Write out the full set of records exactly. Any pictures in them do not belong in the copy.

Information supplied:
■ ■ ■ ■ ■

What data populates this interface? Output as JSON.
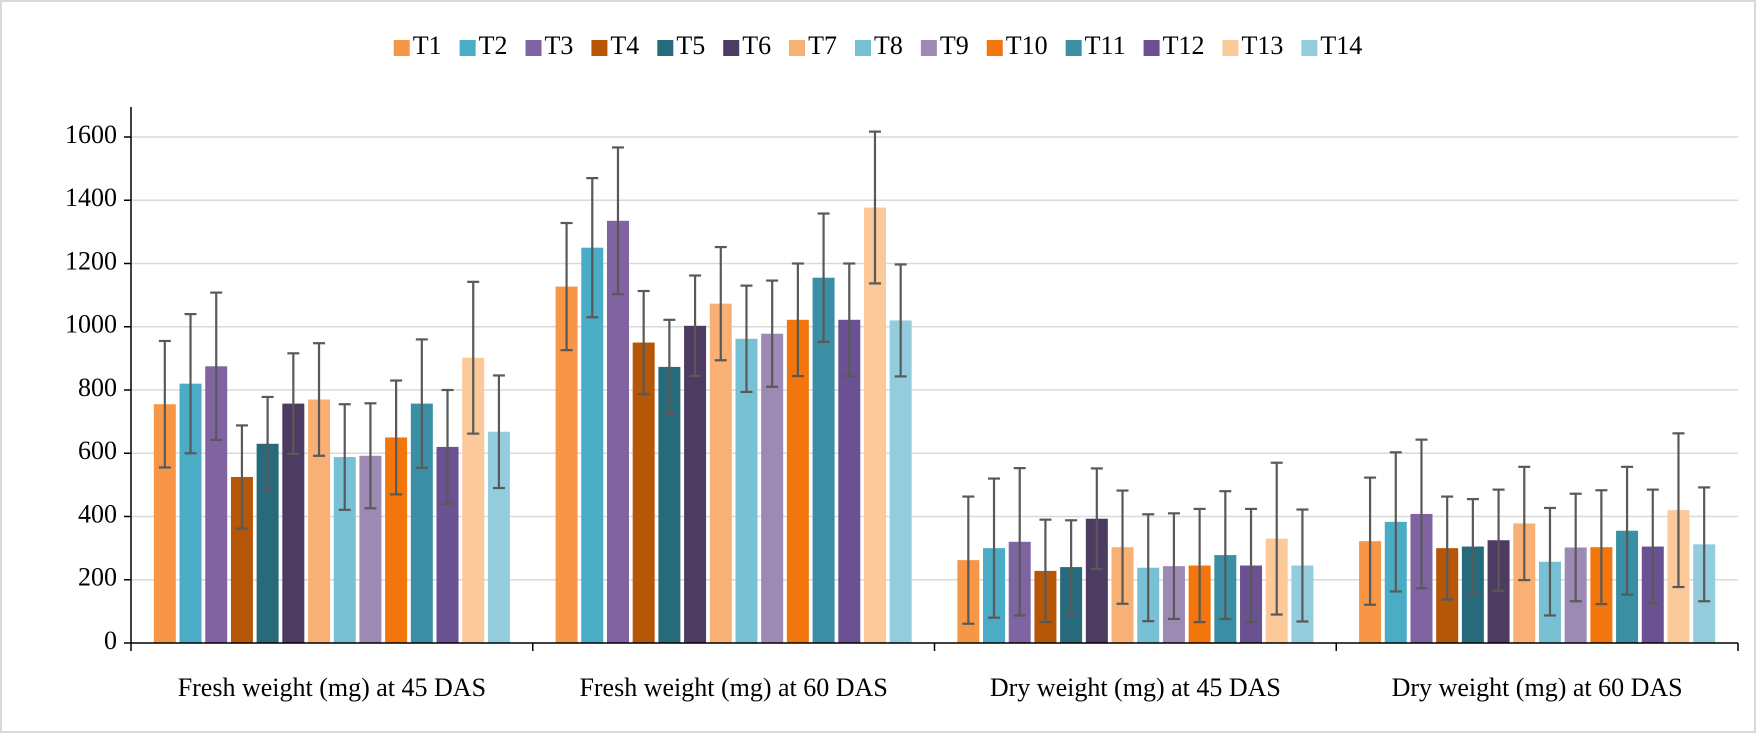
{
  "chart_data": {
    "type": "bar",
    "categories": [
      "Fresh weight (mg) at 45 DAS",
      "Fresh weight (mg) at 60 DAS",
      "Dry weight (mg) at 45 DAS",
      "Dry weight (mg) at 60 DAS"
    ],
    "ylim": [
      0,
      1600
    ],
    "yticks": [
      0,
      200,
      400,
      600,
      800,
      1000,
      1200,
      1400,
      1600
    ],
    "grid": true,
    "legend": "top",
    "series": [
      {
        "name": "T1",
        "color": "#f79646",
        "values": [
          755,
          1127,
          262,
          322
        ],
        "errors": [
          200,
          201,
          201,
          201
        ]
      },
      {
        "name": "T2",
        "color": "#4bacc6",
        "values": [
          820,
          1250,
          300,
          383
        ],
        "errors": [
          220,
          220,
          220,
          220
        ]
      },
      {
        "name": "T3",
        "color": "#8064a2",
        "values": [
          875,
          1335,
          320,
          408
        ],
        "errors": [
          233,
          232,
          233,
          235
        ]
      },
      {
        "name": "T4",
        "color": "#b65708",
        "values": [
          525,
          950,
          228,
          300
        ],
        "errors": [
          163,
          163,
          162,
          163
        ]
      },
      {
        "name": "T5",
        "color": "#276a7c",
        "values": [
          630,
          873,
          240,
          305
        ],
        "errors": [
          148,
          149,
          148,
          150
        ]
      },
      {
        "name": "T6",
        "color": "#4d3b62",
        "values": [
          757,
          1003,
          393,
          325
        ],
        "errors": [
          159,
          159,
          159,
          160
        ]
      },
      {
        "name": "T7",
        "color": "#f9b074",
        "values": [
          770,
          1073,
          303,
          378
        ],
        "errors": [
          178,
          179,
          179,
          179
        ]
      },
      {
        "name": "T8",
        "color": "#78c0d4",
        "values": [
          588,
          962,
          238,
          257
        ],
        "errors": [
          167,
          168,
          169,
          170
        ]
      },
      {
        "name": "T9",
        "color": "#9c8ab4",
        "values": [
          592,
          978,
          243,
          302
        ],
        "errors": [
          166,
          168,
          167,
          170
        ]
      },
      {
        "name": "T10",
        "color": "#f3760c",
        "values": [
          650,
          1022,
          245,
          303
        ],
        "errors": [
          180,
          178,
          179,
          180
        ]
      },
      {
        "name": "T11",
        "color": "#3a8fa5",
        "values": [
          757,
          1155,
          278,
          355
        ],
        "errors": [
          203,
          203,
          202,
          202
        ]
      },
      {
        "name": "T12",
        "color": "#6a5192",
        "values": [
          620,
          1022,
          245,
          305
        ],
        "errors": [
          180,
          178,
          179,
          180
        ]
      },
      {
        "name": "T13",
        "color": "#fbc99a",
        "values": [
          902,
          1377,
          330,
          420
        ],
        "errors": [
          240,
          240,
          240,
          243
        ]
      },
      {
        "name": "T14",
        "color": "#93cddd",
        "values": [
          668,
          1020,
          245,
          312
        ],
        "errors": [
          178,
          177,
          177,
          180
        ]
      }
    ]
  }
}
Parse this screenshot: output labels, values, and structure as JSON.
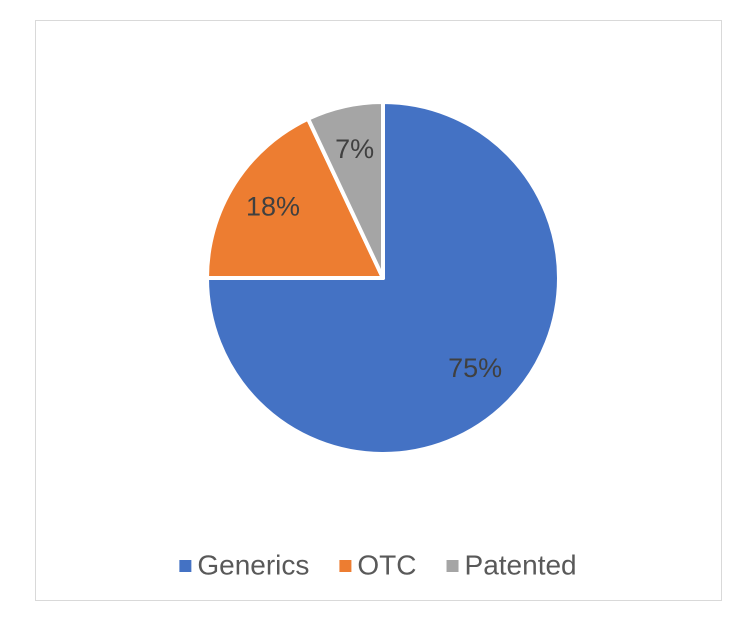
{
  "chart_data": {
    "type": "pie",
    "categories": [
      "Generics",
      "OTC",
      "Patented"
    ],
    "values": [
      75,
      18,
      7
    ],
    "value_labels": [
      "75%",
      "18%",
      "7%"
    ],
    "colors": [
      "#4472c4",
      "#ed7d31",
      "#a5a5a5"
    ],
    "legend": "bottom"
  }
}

■ ■ ■ ■ ■

Exercise result:
What data populates this interface? Output as JSON.
{
  "chart_data": {
    "type": "bar",
    "categories": [
      "Fresh weight (mg) at 45 DAS",
      "Fresh weight (mg) at 60 DAS",
      "Dry weight (mg) at 45 DAS",
      "Dry weight (mg) at 60 DAS"
    ],
    "ylim": [
      0,
      1600
    ],
    "yticks": [
      0,
      200,
      400,
      600,
      800,
      1000,
      1200,
      1400,
      1600
    ],
    "grid": true,
    "legend": "top",
    "series": [
      {
        "name": "T1",
        "color": "#f79646",
        "values": [
          755,
          1127,
          262,
          322
        ],
        "errors": [
          200,
          201,
          201,
          201
        ]
      },
      {
        "name": "T2",
        "color": "#4bacc6",
        "values": [
          820,
          1250,
          300,
          383
        ],
        "errors": [
          220,
          220,
          220,
          220
        ]
      },
      {
        "name": "T3",
        "color": "#8064a2",
        "values": [
          875,
          1335,
          320,
          408
        ],
        "errors": [
          233,
          232,
          233,
          235
        ]
      },
      {
        "name": "T4",
        "color": "#b65708",
        "values": [
          525,
          950,
          228,
          300
        ],
        "errors": [
          163,
          163,
          162,
          163
        ]
      },
      {
        "name": "T5",
        "color": "#276a7c",
        "values": [
          630,
          873,
          240,
          305
        ],
        "errors": [
          148,
          149,
          148,
          150
        ]
      },
      {
        "name": "T6",
        "color": "#4d3b62",
        "values": [
          757,
          1003,
          393,
          325
        ],
        "errors": [
          159,
          159,
          159,
          160
        ]
      },
      {
        "name": "T7",
        "color": "#f9b074",
        "values": [
          770,
          1073,
          303,
          378
        ],
        "errors": [
          178,
          179,
          179,
          179
        ]
      },
      {
        "name": "T8",
        "color": "#78c0d4",
        "values": [
          588,
          962,
          238,
          257
        ],
        "errors": [
          167,
          168,
          169,
          170
        ]
      },
      {
        "name": "T9",
        "color": "#9c8ab4",
        "values": [
          592,
          978,
          243,
          302
        ],
        "errors": [
          166,
          168,
          167,
          170
        ]
      },
      {
        "name": "T10",
        "color": "#f3760c",
        "values": [
          650,
          1022,
          245,
          303
        ],
        "errors": [
          180,
          178,
          179,
          180
        ]
      },
      {
        "name": "T11",
        "color": "#3a8fa5",
        "values": [
          757,
          1155,
          278,
          355
        ],
        "errors": [
          203,
          203,
          202,
          202
        ]
      },
      {
        "name": "T12",
        "color": "#6a5192",
        "values": [
          620,
          1022,
          245,
          305
        ],
        "errors": [
          180,
          178,
          179,
          180
        ]
      },
      {
        "name": "T13",
        "color": "#fbc99a",
        "values": [
          902,
          1377,
          330,
          420
        ],
        "errors": [
          240,
          240,
          240,
          243
        ]
      },
      {
        "name": "T14",
        "color": "#93cddd",
        "values": [
          668,
          1020,
          245,
          312
        ],
        "errors": [
          178,
          177,
          177,
          180
        ]
      }
    ]
  }
}
Parse this screenshot: output labels, values, and structure as JSON.
{
  "chart_data": {
    "type": "pie",
    "categories": [
      "Generics",
      "OTC",
      "Patented"
    ],
    "values": [
      75,
      18,
      7
    ],
    "value_labels": [
      "75%",
      "18%",
      "7%"
    ],
    "colors": [
      "#4472c4",
      "#ed7d31",
      "#a5a5a5"
    ],
    "legend": "bottom"
  }
}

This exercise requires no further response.